Exercise task
Your task is to gather the lines below that hold the string "this".

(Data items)
·····

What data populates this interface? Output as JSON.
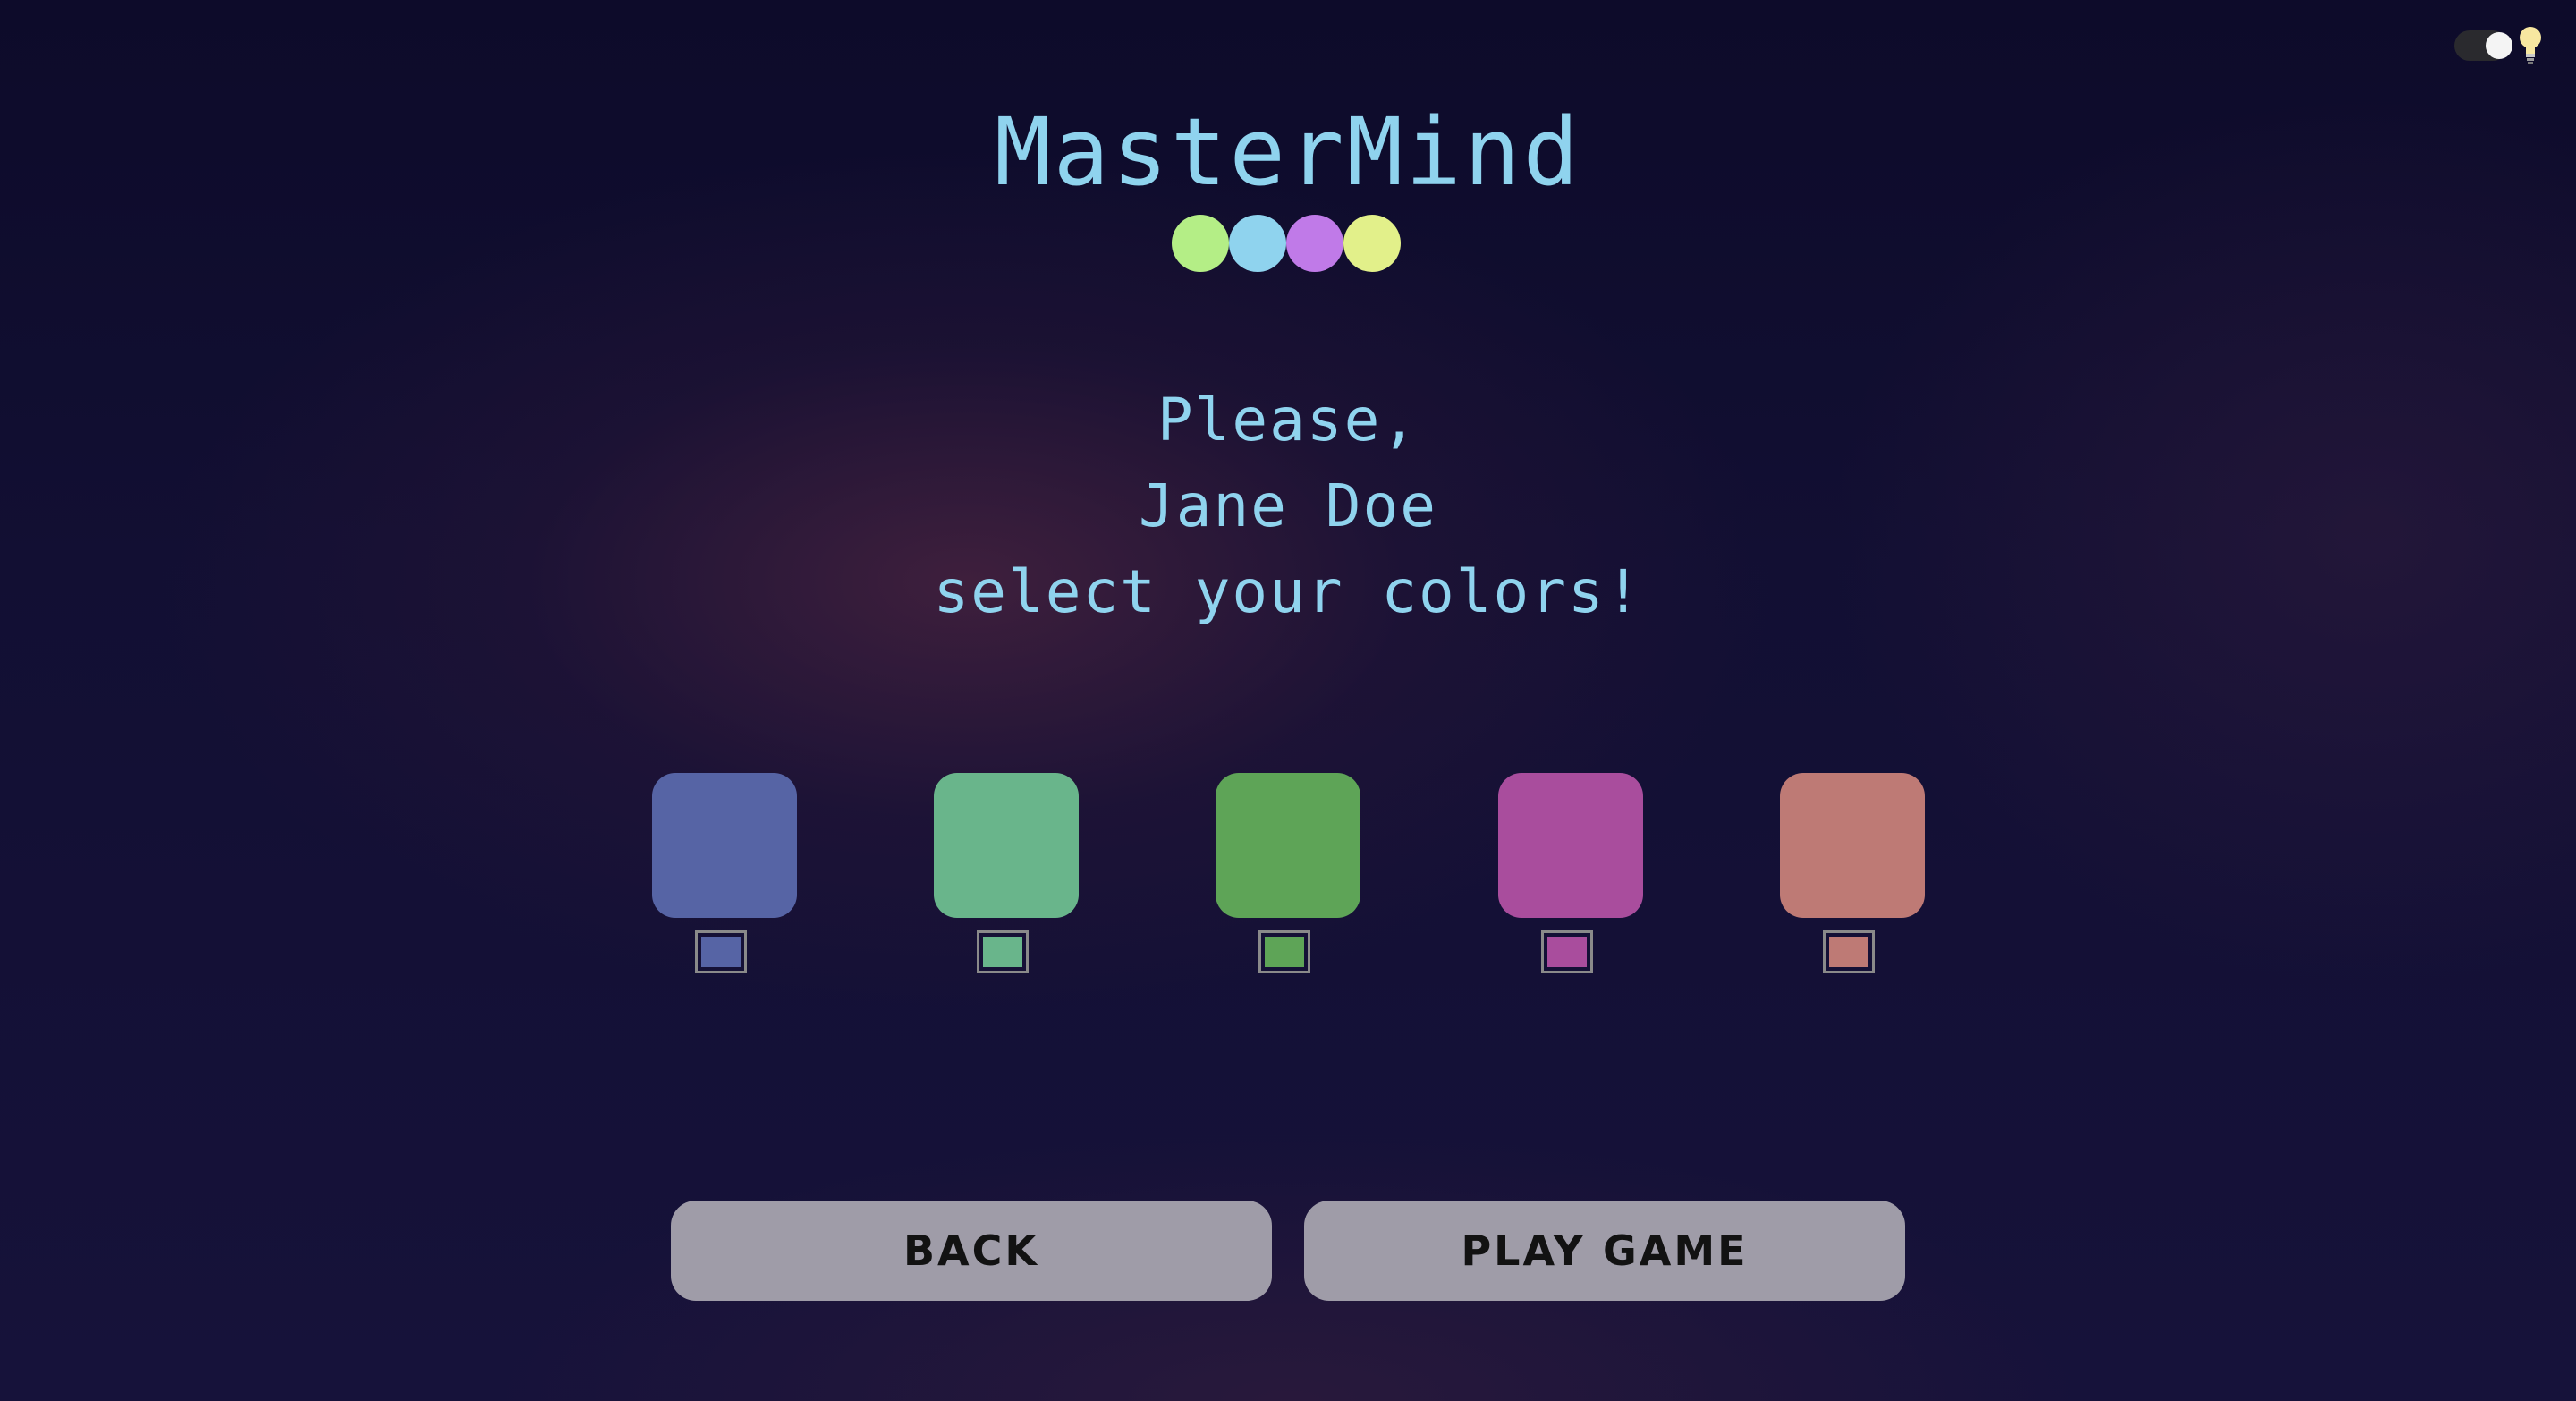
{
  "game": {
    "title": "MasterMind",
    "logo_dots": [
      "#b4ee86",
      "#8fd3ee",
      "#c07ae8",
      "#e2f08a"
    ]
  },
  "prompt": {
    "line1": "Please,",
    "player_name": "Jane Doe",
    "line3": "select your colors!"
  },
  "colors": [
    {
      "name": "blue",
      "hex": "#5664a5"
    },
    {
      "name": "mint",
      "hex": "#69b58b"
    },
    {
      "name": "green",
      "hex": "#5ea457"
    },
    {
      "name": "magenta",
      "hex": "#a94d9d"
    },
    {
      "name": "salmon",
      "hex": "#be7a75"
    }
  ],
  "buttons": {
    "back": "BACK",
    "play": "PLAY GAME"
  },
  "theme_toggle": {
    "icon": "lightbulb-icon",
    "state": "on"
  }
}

·····

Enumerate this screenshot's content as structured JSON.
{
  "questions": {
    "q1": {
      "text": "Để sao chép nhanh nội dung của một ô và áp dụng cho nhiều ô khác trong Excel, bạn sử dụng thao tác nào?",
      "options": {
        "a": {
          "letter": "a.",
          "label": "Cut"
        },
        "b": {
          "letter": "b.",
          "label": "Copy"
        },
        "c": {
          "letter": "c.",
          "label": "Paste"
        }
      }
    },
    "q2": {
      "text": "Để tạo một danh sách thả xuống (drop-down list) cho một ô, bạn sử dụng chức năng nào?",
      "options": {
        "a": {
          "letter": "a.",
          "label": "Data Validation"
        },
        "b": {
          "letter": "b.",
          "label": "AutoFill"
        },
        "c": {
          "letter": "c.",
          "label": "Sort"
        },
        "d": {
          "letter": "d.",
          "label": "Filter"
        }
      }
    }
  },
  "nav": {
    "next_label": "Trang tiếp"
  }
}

·····

Complete output
What data populates this interface? Output as JSON.
Enumerate this screenshot's content as structured JSON.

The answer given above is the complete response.